━━━━━ The input

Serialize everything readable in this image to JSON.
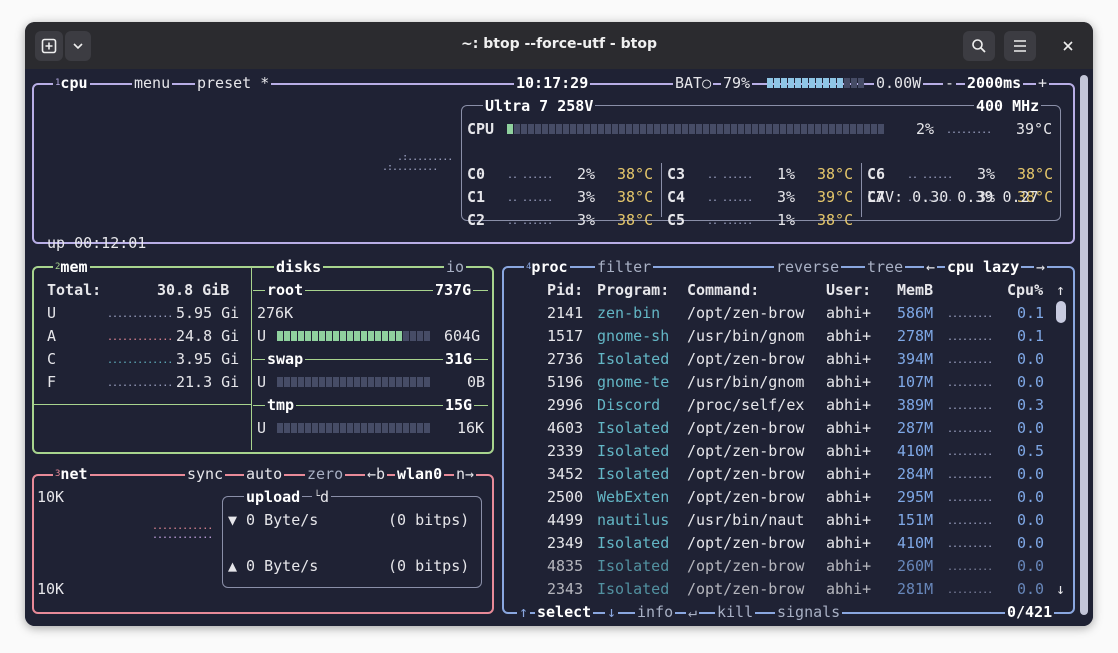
{
  "window": {
    "title": "~: btop --force-utf - btop"
  },
  "titlebar_icons": [
    "new-tab-icon",
    "chevron-down-icon",
    "search-icon",
    "hamburger-icon",
    "close-icon"
  ],
  "colors": {
    "cpu_border": "#b8aee6",
    "mem_border": "#a8d48e",
    "net_border": "#e88a98",
    "proc_border": "#8aa7e0",
    "bg": "#1f2234"
  },
  "cpu": {
    "tab": "cpu",
    "tab_num": "1",
    "menu": "menu",
    "preset": "preset *",
    "time": "10:17:29",
    "battery_label": "BAT○",
    "battery_pct": "79%",
    "battery_value": 0.79,
    "power": "0.00W",
    "interval": "2000ms",
    "interval_minus": "-",
    "interval_plus": "+",
    "model": "Ultra 7 258V",
    "freq": "400 MHz",
    "uptime": "up 00:12:01",
    "total": {
      "label": "CPU",
      "pct": "2%",
      "temp": "39°C"
    },
    "cores": [
      {
        "name": "C0",
        "pct": "2%",
        "temp": "38°C"
      },
      {
        "name": "C1",
        "pct": "3%",
        "temp": "38°C"
      },
      {
        "name": "C2",
        "pct": "3%",
        "temp": "38°C"
      },
      {
        "name": "C3",
        "pct": "1%",
        "temp": "38°C"
      },
      {
        "name": "C4",
        "pct": "3%",
        "temp": "39°C"
      },
      {
        "name": "C5",
        "pct": "1%",
        "temp": "38°C"
      },
      {
        "name": "C6",
        "pct": "3%",
        "temp": "38°C"
      },
      {
        "name": "C7",
        "pct": "3%",
        "temp": "38°C"
      }
    ],
    "lav": "LAV: 0.30 0.39 0.27"
  },
  "mem": {
    "tab": "mem",
    "tab_num": "2",
    "total_label": "Total:",
    "total": "30.8 GiB",
    "rows": [
      {
        "k": "U",
        "v": "5.95 Gi"
      },
      {
        "k": "A",
        "v": "24.8 Gi"
      },
      {
        "k": "C",
        "v": "3.95 Gi"
      },
      {
        "k": "F",
        "v": "21.3 Gi"
      }
    ]
  },
  "disks": {
    "tab": "disks",
    "io": "io",
    "root": {
      "name": "root",
      "size": "737G",
      "io": "276K",
      "used_label": "U",
      "used": "604G",
      "used_frac": 0.82
    },
    "swap": {
      "name": "swap",
      "size": "31G",
      "used_label": "U",
      "used": "0B"
    },
    "tmp": {
      "name": "tmp",
      "size": "15G",
      "used_label": "U",
      "used": "16K"
    }
  },
  "net": {
    "tab": "net",
    "tab_num": "3",
    "sync": "sync",
    "auto": "auto",
    "zero": "zero",
    "b": "←b",
    "iface": "wlan0",
    "n": "n→",
    "top": "10K",
    "bottom": "10K",
    "upload_label": "upload",
    "d": "d",
    "down": "▼ 0 Byte/s",
    "down_bits": "(0 bitps)",
    "up": "▲ 0 Byte/s",
    "up_bits": "(0 bitps)"
  },
  "proc": {
    "tab": "proc",
    "tab_num": "4",
    "filter": "filter",
    "reverse": "reverse",
    "tree": "tree",
    "left": "←",
    "sort": "cpu lazy",
    "right": "→",
    "headers": {
      "pid": "Pid:",
      "program": "Program:",
      "command": "Command:",
      "user": "User:",
      "mem": "MemB",
      "cpu": "Cpu%"
    },
    "rows": [
      {
        "pid": "2141",
        "program": "zen-bin",
        "command": "/opt/zen-brow",
        "user": "abhi+",
        "mem": "586M",
        "cpu": "0.1"
      },
      {
        "pid": "1517",
        "program": "gnome-sh",
        "command": "/usr/bin/gnom",
        "user": "abhi+",
        "mem": "278M",
        "cpu": "0.1"
      },
      {
        "pid": "2736",
        "program": "Isolated",
        "command": "/opt/zen-brow",
        "user": "abhi+",
        "mem": "394M",
        "cpu": "0.0"
      },
      {
        "pid": "5196",
        "program": "gnome-te",
        "command": "/usr/bin/gnom",
        "user": "abhi+",
        "mem": "107M",
        "cpu": "0.0"
      },
      {
        "pid": "2996",
        "program": "Discord",
        "command": "/proc/self/ex",
        "user": "abhi+",
        "mem": "389M",
        "cpu": "0.3"
      },
      {
        "pid": "4603",
        "program": "Isolated",
        "command": "/opt/zen-brow",
        "user": "abhi+",
        "mem": "287M",
        "cpu": "0.0"
      },
      {
        "pid": "2339",
        "program": "Isolated",
        "command": "/opt/zen-brow",
        "user": "abhi+",
        "mem": "410M",
        "cpu": "0.5"
      },
      {
        "pid": "3452",
        "program": "Isolated",
        "command": "/opt/zen-brow",
        "user": "abhi+",
        "mem": "284M",
        "cpu": "0.0"
      },
      {
        "pid": "2500",
        "program": "WebExten",
        "command": "/opt/zen-brow",
        "user": "abhi+",
        "mem": "295M",
        "cpu": "0.0"
      },
      {
        "pid": "4499",
        "program": "nautilus",
        "command": "/usr/bin/naut",
        "user": "abhi+",
        "mem": "151M",
        "cpu": "0.0"
      },
      {
        "pid": "2349",
        "program": "Isolated",
        "command": "/opt/zen-brow",
        "user": "abhi+",
        "mem": "410M",
        "cpu": "0.0"
      },
      {
        "pid": "4835",
        "program": "Isolated",
        "command": "/opt/zen-brow",
        "user": "abhi+",
        "mem": "260M",
        "cpu": "0.0"
      },
      {
        "pid": "2343",
        "program": "Isolated",
        "command": "/opt/zen-brow",
        "user": "abhi+",
        "mem": "281M",
        "cpu": "0.0"
      }
    ],
    "footer": {
      "select": "select",
      "info": "info",
      "kill": "kill",
      "signals": "signals",
      "count": "0/421"
    }
  }
}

━━━━━━━━━━

# Problem:
Repeat every record precisely. Any picture among them stays out of the copy.

# Solution for this task:
Serialize everything readable in this image to JSON.
{
  "window": {
    "title": "~: btop --force-utf - btop"
  },
  "titlebar_icons": [
    "new-tab-icon",
    "chevron-down-icon",
    "search-icon",
    "hamburger-icon",
    "close-icon"
  ],
  "colors": {
    "cpu_border": "#b8aee6",
    "mem_border": "#a8d48e",
    "net_border": "#e88a98",
    "proc_border": "#8aa7e0",
    "bg": "#1f2234"
  },
  "cpu": {
    "tab": "cpu",
    "tab_num": "1",
    "menu": "menu",
    "preset": "preset *",
    "time": "10:17:29",
    "battery_label": "BAT○",
    "battery_pct": "79%",
    "battery_value": 0.79,
    "power": "0.00W",
    "interval": "2000ms",
    "interval_minus": "-",
    "interval_plus": "+",
    "model": "Ultra 7 258V",
    "freq": "400 MHz",
    "uptime": "up 00:12:01",
    "total": {
      "label": "CPU",
      "pct": "2%",
      "temp": "39°C"
    },
    "cores": [
      {
        "name": "C0",
        "pct": "2%",
        "temp": "38°C"
      },
      {
        "name": "C1",
        "pct": "3%",
        "temp": "38°C"
      },
      {
        "name": "C2",
        "pct": "3%",
        "temp": "38°C"
      },
      {
        "name": "C3",
        "pct": "1%",
        "temp": "38°C"
      },
      {
        "name": "C4",
        "pct": "3%",
        "temp": "39°C"
      },
      {
        "name": "C5",
        "pct": "1%",
        "temp": "38°C"
      },
      {
        "name": "C6",
        "pct": "3%",
        "temp": "38°C"
      },
      {
        "name": "C7",
        "pct": "3%",
        "temp": "38°C"
      }
    ],
    "lav": "LAV: 0.30 0.39 0.27"
  },
  "mem": {
    "tab": "mem",
    "tab_num": "2",
    "total_label": "Total:",
    "total": "30.8 GiB",
    "rows": [
      {
        "k": "U",
        "v": "5.95 Gi"
      },
      {
        "k": "A",
        "v": "24.8 Gi"
      },
      {
        "k": "C",
        "v": "3.95 Gi"
      },
      {
        "k": "F",
        "v": "21.3 Gi"
      }
    ]
  },
  "disks": {
    "tab": "disks",
    "io": "io",
    "root": {
      "name": "root",
      "size": "737G",
      "io": "276K",
      "used_label": "U",
      "used": "604G",
      "used_frac": 0.82
    },
    "swap": {
      "name": "swap",
      "size": "31G",
      "used_label": "U",
      "used": "0B"
    },
    "tmp": {
      "name": "tmp",
      "size": "15G",
      "used_label": "U",
      "used": "16K"
    }
  },
  "net": {
    "tab": "net",
    "tab_num": "3",
    "sync": "sync",
    "auto": "auto",
    "zero": "zero",
    "b": "←b",
    "iface": "wlan0",
    "n": "n→",
    "top": "10K",
    "bottom": "10K",
    "upload_label": "upload",
    "d": "d",
    "down": "▼ 0 Byte/s",
    "down_bits": "(0 bitps)",
    "up": "▲ 0 Byte/s",
    "up_bits": "(0 bitps)"
  },
  "proc": {
    "tab": "proc",
    "tab_num": "4",
    "filter": "filter",
    "reverse": "reverse",
    "tree": "tree",
    "left": "←",
    "sort": "cpu lazy",
    "right": "→",
    "headers": {
      "pid": "Pid:",
      "program": "Program:",
      "command": "Command:",
      "user": "User:",
      "mem": "MemB",
      "cpu": "Cpu%"
    },
    "rows": [
      {
        "pid": "2141",
        "program": "zen-bin",
        "command": "/opt/zen-brow",
        "user": "abhi+",
        "mem": "586M",
        "cpu": "0.1"
      },
      {
        "pid": "1517",
        "program": "gnome-sh",
        "command": "/usr/bin/gnom",
        "user": "abhi+",
        "mem": "278M",
        "cpu": "0.1"
      },
      {
        "pid": "2736",
        "program": "Isolated",
        "command": "/opt/zen-brow",
        "user": "abhi+",
        "mem": "394M",
        "cpu": "0.0"
      },
      {
        "pid": "5196",
        "program": "gnome-te",
        "command": "/usr/bin/gnom",
        "user": "abhi+",
        "mem": "107M",
        "cpu": "0.0"
      },
      {
        "pid": "2996",
        "program": "Discord",
        "command": "/proc/self/ex",
        "user": "abhi+",
        "mem": "389M",
        "cpu": "0.3"
      },
      {
        "pid": "4603",
        "program": "Isolated",
        "command": "/opt/zen-brow",
        "user": "abhi+",
        "mem": "287M",
        "cpu": "0.0"
      },
      {
        "pid": "2339",
        "program": "Isolated",
        "command": "/opt/zen-brow",
        "user": "abhi+",
        "mem": "410M",
        "cpu": "0.5"
      },
      {
        "pid": "3452",
        "program": "Isolated",
        "command": "/opt/zen-brow",
        "user": "abhi+",
        "mem": "284M",
        "cpu": "0.0"
      },
      {
        "pid": "2500",
        "program": "WebExten",
        "command": "/opt/zen-brow",
        "user": "abhi+",
        "mem": "295M",
        "cpu": "0.0"
      },
      {
        "pid": "4499",
        "program": "nautilus",
        "command": "/usr/bin/naut",
        "user": "abhi+",
        "mem": "151M",
        "cpu": "0.0"
      },
      {
        "pid": "2349",
        "program": "Isolated",
        "command": "/opt/zen-brow",
        "user": "abhi+",
        "mem": "410M",
        "cpu": "0.0"
      },
      {
        "pid": "4835",
        "program": "Isolated",
        "command": "/opt/zen-brow",
        "user": "abhi+",
        "mem": "260M",
        "cpu": "0.0"
      },
      {
        "pid": "2343",
        "program": "Isolated",
        "command": "/opt/zen-brow",
        "user": "abhi+",
        "mem": "281M",
        "cpu": "0.0"
      }
    ],
    "footer": {
      "select": "select",
      "info": "info",
      "kill": "kill",
      "signals": "signals",
      "count": "0/421"
    }
  }
}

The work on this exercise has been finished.